* START Records for this exercise *

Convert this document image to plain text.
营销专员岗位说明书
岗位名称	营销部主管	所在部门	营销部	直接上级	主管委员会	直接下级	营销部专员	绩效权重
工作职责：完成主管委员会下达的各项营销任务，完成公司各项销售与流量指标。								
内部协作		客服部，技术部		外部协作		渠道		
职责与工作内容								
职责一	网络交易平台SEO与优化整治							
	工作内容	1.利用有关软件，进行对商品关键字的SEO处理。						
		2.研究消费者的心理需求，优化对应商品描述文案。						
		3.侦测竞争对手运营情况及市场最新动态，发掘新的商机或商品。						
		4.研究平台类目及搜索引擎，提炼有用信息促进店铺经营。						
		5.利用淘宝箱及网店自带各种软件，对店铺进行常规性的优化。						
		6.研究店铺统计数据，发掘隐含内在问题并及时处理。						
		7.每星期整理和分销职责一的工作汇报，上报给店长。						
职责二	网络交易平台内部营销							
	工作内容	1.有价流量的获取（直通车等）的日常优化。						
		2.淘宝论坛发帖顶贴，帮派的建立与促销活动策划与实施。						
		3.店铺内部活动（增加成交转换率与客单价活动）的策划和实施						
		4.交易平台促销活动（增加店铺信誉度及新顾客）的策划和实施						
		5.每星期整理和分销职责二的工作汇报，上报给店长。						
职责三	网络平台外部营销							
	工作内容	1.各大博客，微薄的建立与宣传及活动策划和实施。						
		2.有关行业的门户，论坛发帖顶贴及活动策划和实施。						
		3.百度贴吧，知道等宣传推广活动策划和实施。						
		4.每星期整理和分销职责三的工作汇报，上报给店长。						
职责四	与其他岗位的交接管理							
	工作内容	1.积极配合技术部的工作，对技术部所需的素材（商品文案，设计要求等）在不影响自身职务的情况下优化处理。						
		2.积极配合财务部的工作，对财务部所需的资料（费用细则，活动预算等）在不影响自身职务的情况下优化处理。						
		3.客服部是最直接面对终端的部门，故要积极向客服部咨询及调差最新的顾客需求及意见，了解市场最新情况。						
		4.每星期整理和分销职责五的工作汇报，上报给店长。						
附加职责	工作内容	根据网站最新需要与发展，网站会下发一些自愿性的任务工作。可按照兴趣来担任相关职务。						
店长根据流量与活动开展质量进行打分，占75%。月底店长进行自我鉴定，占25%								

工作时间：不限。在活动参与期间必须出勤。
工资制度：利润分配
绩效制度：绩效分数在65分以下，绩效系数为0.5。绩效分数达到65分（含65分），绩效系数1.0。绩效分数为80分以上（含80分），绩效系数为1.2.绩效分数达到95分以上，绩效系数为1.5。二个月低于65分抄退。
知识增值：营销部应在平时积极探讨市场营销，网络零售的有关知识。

* END Records for this exercise *

What the task asks: Reproduce all data above, unchanged.

Expected answer:
Convert this document image to plain text.
营销专员岗位说明书
岗位名称	营销部主管	所在部门	营销部	直接上级	主管委员会	直接下级	营销部专员	绩效权重
工作职责：完成主管委员会下达的各项营销任务，完成公司各项销售与流量指标。								
内部协作		客服部，技术部		外部协作		渠道		
职责与工作内容								
职责一	网络交易平台SEO与优化整治							
	工作内容	1.利用有关软件，进行对商品关键字的SEO处理。						
		2.研究消费者的心理需求，优化对应商品描述文案。						
		3.侦测竞争对手运营情况及市场最新动态，发掘新的商机或商品。						
		4.研究平台类目及搜索引擎，提炼有用信息促进店铺经营。						
		5.利用淘宝箱及网店自带各种软件，对店铺进行常规性的优化。						
		6.研究店铺统计数据，发掘隐含内在问题并及时处理。						
		7.每星期整理和分销职责一的工作汇报，上报给店长。						
职责二	网络交易平台内部营销							
	工作内容	1.有价流量的获取（直通车等）的日常优化。						
		2.淘宝论坛发帖顶贴，帮派的建立与促销活动策划与实施。						
		3.店铺内部活动（增加成交转换率与客单价活动）的策划和实施						
		4.交易平台促销活动（增加店铺信誉度及新顾客）的策划和实施						
		5.每星期整理和分销职责二的工作汇报，上报给店长。						
职责三	网络平台外部营销							
	工作内容	1.各大博客，微薄的建立与宣传及活动策划和实施。						
		2.有关行业的门户，论坛发帖顶贴及活动策划和实施。						
		3.百度贴吧，知道等宣传推广活动策划和实施。						
		4.每星期整理和分销职责三的工作汇报，上报给店长。						
职责四	与其他岗位的交接管理							
	工作内容	1.积极配合技术部的工作，对技术部所需的素材（商品文案，设计要求等）在不影响自身职务的情况下优化处理。						
		2.积极配合财务部的工作，对财务部所需的资料（费用细则，活动预算等）在不影响自身职务的情况下优化处理。						
		3.客服部是最直接面对终端的部门，故要积极向客服部咨询及调差最新的顾客需求及意见，了解市场最新情况。						
		4.每星期整理和分销职责五的工作汇报，上报给店长。						
附加职责	工作内容	根据网站最新需要与发展，网站会下发一些自愿性的任务工作。可按照兴趣来担任相关职务。						
店长根据流量与活动开展质量进行打分，占75%。月底店长进行自我鉴定，占25%								

工作时间：不限。在活动参与期间必须出勤。
工资制度：利润分配
绩效制度：绩效分数在65分以下，绩效系数为0.5。绩效分数达到65分（含65分），绩效系数1.0。绩效分数为80分以上（含80分），绩效系数为1.2.绩效分数达到95分以上，绩效系数为1.5。二个月低于65分抄退。
知识增值：营销部应在平时积极探讨市场营销，网络零售的有关知识。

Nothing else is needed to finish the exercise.